▸ TASK OBJECTIVE:
Find the string "Signature" in the data, then copy every line where it is found.

-----

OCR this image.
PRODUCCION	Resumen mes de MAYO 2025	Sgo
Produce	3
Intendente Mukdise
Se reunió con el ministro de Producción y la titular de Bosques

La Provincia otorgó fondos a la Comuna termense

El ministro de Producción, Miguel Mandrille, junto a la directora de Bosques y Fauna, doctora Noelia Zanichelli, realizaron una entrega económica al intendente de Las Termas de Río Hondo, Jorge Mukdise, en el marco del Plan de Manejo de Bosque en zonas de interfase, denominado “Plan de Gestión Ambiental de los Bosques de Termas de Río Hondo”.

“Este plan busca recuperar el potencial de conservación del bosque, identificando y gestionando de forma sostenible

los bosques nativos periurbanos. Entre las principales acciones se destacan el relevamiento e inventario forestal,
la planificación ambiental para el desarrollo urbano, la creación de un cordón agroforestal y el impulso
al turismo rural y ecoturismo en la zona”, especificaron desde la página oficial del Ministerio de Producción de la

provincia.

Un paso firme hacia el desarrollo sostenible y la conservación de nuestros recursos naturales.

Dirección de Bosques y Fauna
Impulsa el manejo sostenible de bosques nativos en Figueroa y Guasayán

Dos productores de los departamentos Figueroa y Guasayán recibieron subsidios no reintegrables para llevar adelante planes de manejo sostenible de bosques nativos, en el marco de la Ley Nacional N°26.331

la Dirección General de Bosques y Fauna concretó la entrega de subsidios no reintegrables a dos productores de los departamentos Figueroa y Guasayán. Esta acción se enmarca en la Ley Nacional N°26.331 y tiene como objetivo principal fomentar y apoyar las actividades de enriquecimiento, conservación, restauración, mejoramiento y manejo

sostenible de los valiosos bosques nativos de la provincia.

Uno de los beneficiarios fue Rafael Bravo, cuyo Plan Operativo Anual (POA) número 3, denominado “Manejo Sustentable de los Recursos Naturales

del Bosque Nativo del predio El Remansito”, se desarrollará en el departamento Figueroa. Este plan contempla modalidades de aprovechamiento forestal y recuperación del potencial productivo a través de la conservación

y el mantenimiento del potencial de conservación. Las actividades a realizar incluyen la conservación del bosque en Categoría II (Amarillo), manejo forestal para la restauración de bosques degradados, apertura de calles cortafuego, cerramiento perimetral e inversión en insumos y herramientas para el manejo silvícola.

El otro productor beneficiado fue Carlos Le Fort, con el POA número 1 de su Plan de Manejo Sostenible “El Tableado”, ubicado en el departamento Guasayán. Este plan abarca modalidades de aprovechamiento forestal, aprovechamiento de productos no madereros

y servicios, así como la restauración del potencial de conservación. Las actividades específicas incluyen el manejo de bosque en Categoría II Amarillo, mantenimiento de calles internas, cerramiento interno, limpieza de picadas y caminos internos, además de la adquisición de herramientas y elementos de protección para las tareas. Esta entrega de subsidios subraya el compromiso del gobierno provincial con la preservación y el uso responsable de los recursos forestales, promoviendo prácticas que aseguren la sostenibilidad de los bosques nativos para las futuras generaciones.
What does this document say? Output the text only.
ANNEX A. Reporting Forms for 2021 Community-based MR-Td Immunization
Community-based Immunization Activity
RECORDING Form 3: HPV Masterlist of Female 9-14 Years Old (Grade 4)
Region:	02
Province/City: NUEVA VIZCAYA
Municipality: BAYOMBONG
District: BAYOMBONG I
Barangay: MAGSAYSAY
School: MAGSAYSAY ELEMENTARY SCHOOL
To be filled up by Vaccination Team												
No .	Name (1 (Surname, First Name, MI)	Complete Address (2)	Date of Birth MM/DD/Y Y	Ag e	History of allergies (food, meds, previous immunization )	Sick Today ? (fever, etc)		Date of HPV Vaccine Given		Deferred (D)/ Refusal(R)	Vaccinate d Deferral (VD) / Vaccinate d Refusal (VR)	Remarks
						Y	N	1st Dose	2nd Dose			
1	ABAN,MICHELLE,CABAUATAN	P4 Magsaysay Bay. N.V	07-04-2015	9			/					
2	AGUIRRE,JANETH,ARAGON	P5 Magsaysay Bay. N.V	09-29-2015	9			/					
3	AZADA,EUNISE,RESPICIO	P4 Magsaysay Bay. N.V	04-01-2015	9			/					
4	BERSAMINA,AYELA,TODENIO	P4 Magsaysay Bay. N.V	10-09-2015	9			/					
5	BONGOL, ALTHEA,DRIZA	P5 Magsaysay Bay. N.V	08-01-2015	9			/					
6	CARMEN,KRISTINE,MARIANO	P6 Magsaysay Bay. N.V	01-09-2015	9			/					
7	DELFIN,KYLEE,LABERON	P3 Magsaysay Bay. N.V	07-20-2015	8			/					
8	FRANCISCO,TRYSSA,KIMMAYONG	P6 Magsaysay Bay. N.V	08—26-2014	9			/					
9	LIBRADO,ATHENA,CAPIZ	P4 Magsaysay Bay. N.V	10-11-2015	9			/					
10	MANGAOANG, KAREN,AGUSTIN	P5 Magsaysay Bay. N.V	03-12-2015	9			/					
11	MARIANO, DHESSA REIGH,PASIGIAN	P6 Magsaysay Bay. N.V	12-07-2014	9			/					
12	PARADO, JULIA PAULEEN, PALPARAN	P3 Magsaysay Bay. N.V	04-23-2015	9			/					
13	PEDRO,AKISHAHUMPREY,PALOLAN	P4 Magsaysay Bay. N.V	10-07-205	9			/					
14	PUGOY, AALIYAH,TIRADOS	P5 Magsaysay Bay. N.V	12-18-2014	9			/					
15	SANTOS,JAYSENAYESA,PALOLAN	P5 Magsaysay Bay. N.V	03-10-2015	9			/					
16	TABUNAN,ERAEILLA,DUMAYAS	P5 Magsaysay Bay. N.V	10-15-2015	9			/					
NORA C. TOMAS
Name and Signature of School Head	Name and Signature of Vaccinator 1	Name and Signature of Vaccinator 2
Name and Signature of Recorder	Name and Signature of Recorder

-----

▸ SOLUTION TO THE EXERCISE:
Name and Signature of School Head	Name and Signature of Vaccinator 1	Name and Signature of Vaccinator 2
Name and Signature of Recorder	Name and Signature of Recorder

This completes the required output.